The former state attorney for Orange and Osceola counties is trying to get her job back. Monique Worrell was suspended by Gov. Ron DeSantis three months ago.

Gov. Ron DeSantis is trying to end a legal challenge to his controversial decision last year to suspend Orlando-area State Attorney Monique Worrell.

State lawyers Friday filed a 25-page motion arguing that a federal judge should dismiss a lawsuit filed by two residents and the group Florida Rising Together that alleges DeSantis violated voters’ due-process and First Amendment rights in the suspension.

The motion makes a series of arguments, including that the plaintiffs lack legal standing and that DeSantis did not violate federal constitutional rights with his decision.

"Obviously, it does not offend the U.S. Constitution for states to authorize suspending and removing state elected officials for neglect of duty and other misconduct or incapacity," the motion said.

Also, the lawyers for DeSantis wrote that "for the governor’s suspension of Ms. Worrell to violate their substantive due process rights, plaintiffs would have to possess a fundamental right to see their chosen candidate remain in office once elected. But plaintiffs still cannot cite a single case (a legal precedent) for this proposition."

Source data →
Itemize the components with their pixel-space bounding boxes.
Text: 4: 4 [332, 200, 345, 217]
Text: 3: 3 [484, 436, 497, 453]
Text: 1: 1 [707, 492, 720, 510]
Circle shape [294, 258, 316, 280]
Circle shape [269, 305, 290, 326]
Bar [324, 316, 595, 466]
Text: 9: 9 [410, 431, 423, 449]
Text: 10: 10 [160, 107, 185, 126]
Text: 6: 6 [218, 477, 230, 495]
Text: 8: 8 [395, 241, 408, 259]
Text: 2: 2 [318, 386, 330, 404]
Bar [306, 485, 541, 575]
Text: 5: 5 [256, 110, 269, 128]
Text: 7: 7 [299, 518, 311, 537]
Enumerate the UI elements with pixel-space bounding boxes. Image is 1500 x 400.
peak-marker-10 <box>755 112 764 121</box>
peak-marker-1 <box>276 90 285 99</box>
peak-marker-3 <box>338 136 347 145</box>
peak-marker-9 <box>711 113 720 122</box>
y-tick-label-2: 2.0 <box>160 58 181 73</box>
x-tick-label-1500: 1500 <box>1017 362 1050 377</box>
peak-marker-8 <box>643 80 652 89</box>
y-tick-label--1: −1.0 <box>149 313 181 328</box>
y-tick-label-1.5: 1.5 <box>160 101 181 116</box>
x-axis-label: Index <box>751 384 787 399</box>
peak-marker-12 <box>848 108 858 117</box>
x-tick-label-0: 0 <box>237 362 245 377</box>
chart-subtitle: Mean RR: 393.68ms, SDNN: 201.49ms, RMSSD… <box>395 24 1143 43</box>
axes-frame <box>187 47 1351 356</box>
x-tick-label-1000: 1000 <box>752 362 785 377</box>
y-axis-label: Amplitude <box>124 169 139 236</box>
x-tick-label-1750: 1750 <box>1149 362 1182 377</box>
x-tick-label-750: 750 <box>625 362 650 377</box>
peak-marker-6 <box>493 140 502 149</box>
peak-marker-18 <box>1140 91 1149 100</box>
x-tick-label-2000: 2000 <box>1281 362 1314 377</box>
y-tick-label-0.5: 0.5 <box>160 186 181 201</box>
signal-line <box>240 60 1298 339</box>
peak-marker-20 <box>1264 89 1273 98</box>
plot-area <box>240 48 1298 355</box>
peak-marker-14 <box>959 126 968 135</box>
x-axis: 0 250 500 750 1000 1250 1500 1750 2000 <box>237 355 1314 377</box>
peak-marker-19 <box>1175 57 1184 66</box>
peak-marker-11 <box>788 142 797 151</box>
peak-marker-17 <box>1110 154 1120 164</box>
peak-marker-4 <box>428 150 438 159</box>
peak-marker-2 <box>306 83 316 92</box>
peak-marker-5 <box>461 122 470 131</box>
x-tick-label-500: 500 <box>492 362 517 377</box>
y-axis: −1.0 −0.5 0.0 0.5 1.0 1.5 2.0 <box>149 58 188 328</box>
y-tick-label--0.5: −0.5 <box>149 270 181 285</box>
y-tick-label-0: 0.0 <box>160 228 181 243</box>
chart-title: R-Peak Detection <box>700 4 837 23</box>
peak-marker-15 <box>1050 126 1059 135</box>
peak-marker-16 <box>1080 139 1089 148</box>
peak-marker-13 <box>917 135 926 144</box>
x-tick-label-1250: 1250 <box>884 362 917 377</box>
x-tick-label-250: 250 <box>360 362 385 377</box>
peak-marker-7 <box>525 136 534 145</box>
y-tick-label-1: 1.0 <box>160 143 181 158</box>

Required work →
[a] Answer these questions from the extract about Monique Worrell's suspension:
(i) Which counties did Monique Worrell serve as state attorney?
(ii) How many pages long is the motion that state lawyers filed?
(iii) Which group joined two residents in filing the lawsuit?
[b] Decide whether each statement agrees with the extract about Monique Worrell's suspension. Answer yes or no, and quote the words from the extract that settle it.
(i) The lawsuit over the suspension was filed by the governor's office.
(ii) The motion argues that the plaintiffs lack legal standing.
(iii) According to the lawyers for DeSantis, the plaintiffs can cite a case supporting a fundamental right to see their chosen candidate remain in office.
The source data has no connection to the extract.

Task-by-task solutions →
[a]
(i) Orange and Osceola counties
(ii) 25 pages
(iii) Florida Rising Together

[b]
(i) No: "filed by two residents and the group Florida Rising Together"
(ii) Yes: "including that the plaintiffs lack legal standing"
(iii) No: "But plaintiffs still cannot cite a single case (a legal precedent) for this proposition."